Given task:
Answer with nothing except the number of lines that contain the word "Emergency".

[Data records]
# # # #
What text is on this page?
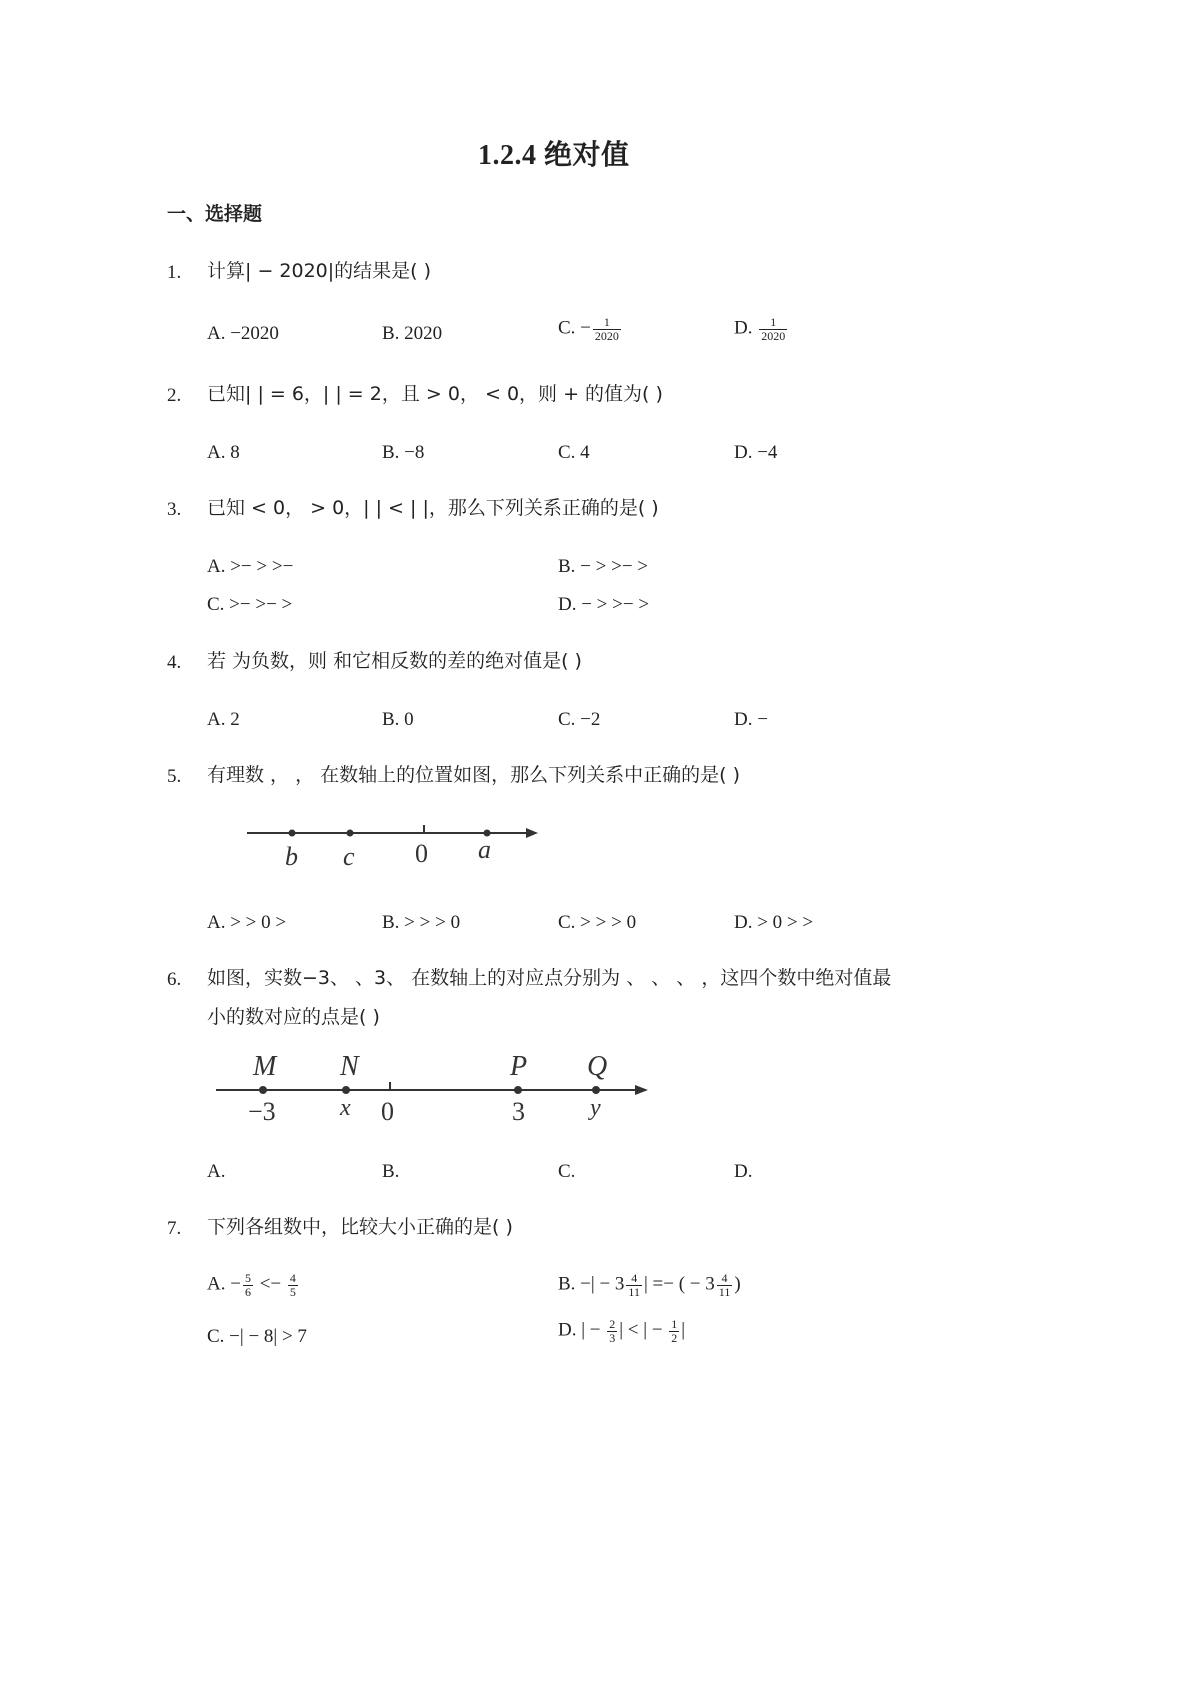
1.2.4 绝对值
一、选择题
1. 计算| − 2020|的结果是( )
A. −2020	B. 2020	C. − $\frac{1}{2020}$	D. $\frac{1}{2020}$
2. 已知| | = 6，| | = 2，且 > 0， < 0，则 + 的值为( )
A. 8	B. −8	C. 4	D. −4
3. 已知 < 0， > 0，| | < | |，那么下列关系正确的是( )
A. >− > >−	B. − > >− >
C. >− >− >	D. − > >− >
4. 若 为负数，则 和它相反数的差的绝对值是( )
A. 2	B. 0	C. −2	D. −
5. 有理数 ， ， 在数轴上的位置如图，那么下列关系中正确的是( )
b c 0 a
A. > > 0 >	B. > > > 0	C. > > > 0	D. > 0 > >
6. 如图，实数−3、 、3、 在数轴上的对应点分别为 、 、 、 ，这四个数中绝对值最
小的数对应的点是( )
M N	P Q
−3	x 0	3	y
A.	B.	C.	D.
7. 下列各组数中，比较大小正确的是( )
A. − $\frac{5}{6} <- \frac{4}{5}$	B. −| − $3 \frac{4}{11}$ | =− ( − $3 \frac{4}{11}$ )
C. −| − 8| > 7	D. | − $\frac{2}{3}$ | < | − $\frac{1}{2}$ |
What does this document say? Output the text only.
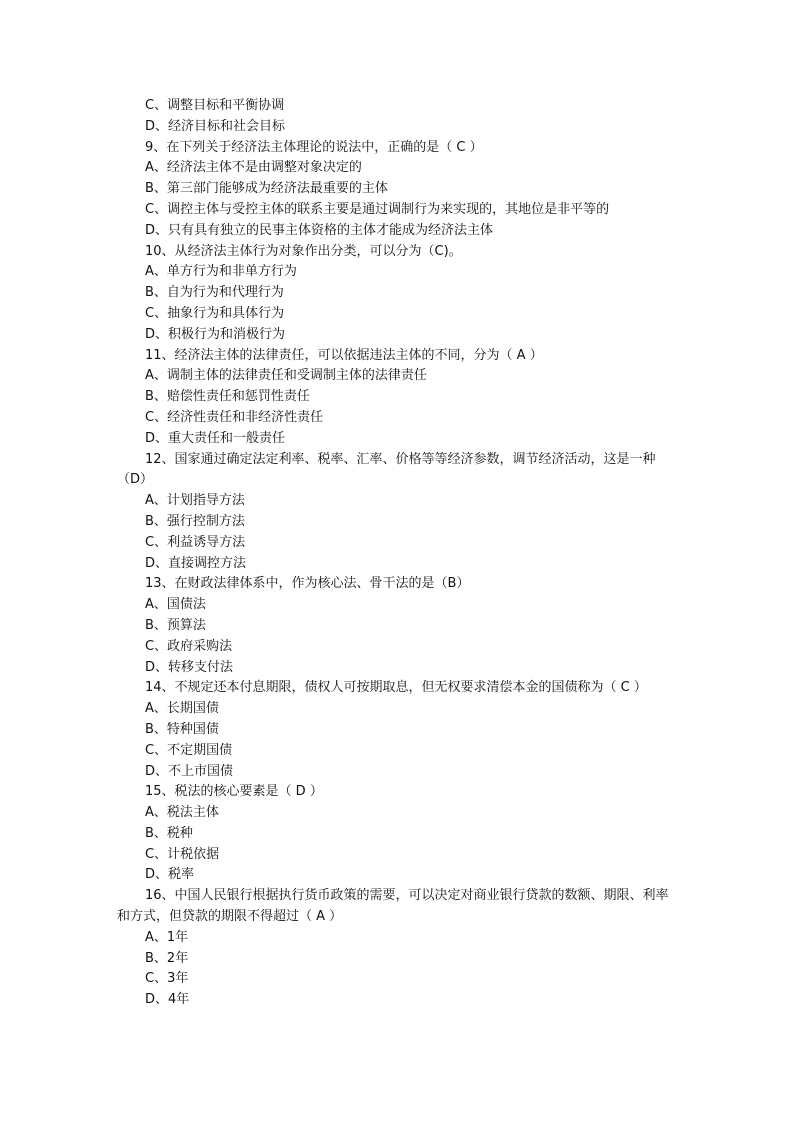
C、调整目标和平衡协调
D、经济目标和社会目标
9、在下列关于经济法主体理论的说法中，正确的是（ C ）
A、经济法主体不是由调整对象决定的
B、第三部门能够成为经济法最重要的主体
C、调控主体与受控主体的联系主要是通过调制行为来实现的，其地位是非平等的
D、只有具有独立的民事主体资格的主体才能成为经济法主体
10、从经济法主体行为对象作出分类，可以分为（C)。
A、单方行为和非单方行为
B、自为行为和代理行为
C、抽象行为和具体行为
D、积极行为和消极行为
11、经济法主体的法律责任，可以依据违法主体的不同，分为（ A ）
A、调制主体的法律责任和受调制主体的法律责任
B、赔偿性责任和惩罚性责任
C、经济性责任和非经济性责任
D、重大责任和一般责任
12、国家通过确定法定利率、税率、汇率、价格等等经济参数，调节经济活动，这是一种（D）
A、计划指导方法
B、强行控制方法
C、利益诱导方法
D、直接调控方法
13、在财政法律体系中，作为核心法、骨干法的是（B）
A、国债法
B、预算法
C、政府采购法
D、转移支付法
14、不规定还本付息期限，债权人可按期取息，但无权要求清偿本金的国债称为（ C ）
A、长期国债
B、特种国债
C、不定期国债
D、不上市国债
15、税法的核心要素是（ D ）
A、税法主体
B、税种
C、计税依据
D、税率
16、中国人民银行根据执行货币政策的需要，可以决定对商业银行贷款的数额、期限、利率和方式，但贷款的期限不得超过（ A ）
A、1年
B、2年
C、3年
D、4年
# # # #
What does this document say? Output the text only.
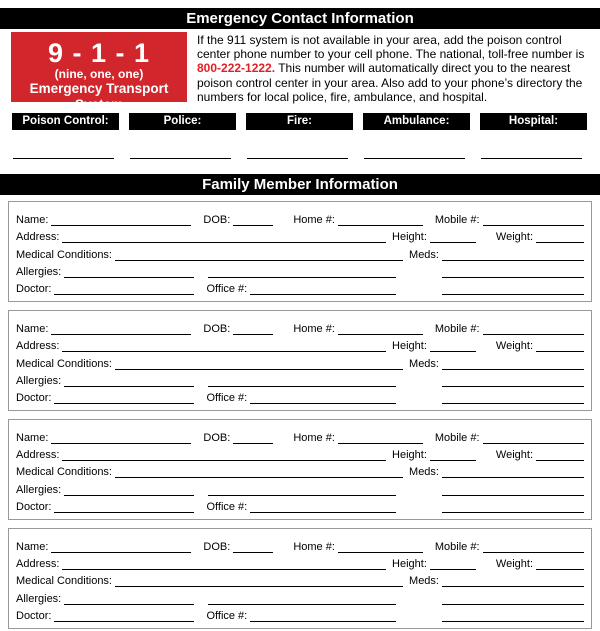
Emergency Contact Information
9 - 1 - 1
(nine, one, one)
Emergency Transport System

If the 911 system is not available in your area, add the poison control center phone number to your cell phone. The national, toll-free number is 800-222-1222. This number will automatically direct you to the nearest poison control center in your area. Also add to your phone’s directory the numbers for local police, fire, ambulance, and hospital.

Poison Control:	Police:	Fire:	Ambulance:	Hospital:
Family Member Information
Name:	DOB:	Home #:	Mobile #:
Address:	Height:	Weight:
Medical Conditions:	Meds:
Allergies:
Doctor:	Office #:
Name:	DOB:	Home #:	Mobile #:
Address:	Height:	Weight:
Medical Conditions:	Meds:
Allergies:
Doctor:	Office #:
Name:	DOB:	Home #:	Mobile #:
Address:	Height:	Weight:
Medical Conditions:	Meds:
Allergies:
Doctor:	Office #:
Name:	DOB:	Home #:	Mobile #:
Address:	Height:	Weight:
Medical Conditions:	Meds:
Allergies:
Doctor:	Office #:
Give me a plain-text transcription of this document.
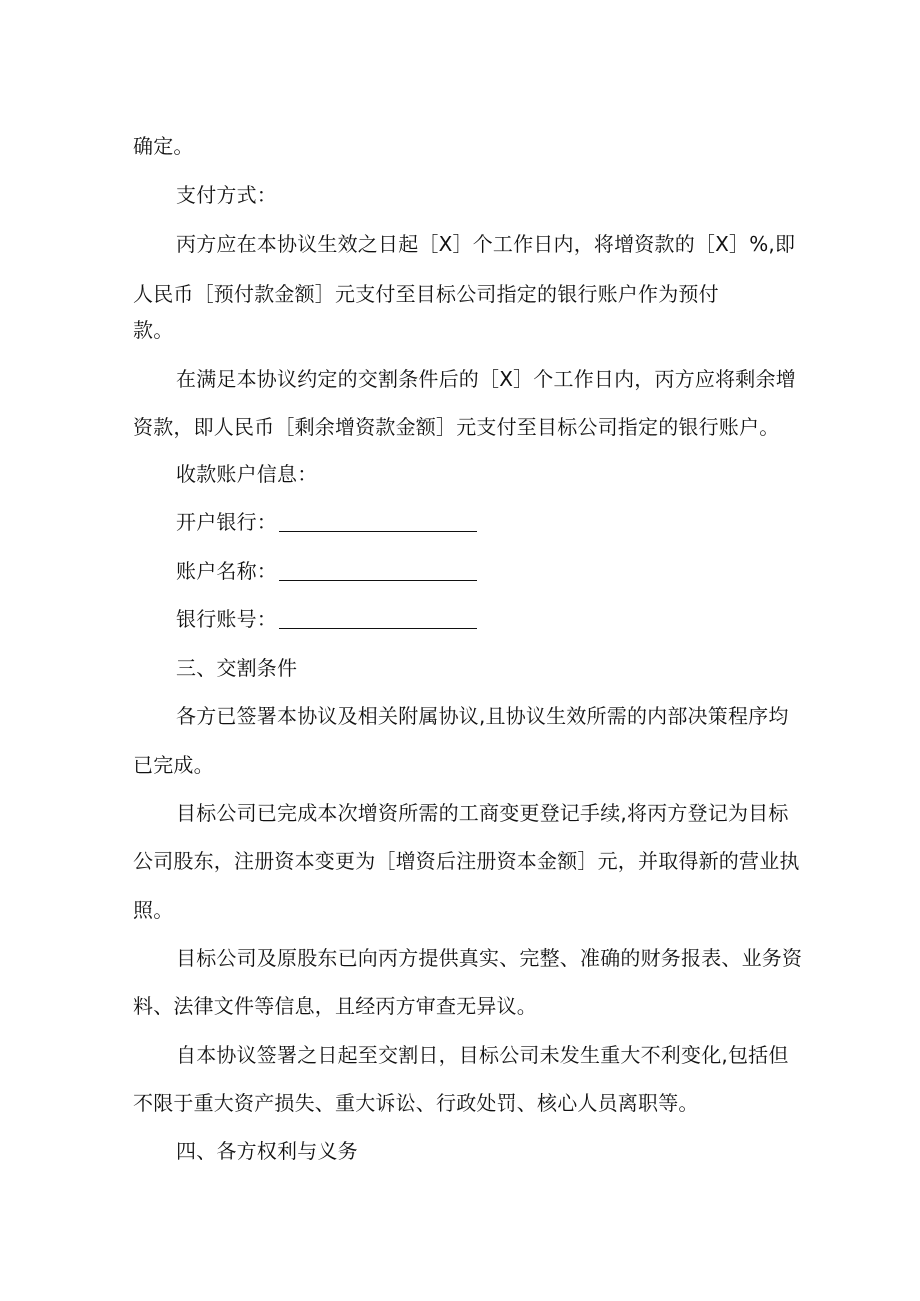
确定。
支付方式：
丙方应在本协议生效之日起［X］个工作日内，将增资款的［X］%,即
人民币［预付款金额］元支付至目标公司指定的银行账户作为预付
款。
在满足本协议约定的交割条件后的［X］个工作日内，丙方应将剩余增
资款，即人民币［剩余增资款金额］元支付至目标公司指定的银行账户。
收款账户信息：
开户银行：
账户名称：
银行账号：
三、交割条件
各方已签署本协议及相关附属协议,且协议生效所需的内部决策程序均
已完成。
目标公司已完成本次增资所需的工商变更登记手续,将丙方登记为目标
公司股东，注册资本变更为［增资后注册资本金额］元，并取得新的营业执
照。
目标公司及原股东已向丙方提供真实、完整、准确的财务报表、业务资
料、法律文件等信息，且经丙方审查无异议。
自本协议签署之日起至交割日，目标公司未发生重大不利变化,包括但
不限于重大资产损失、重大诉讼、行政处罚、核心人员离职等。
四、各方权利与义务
# # # #
Result of the task:
2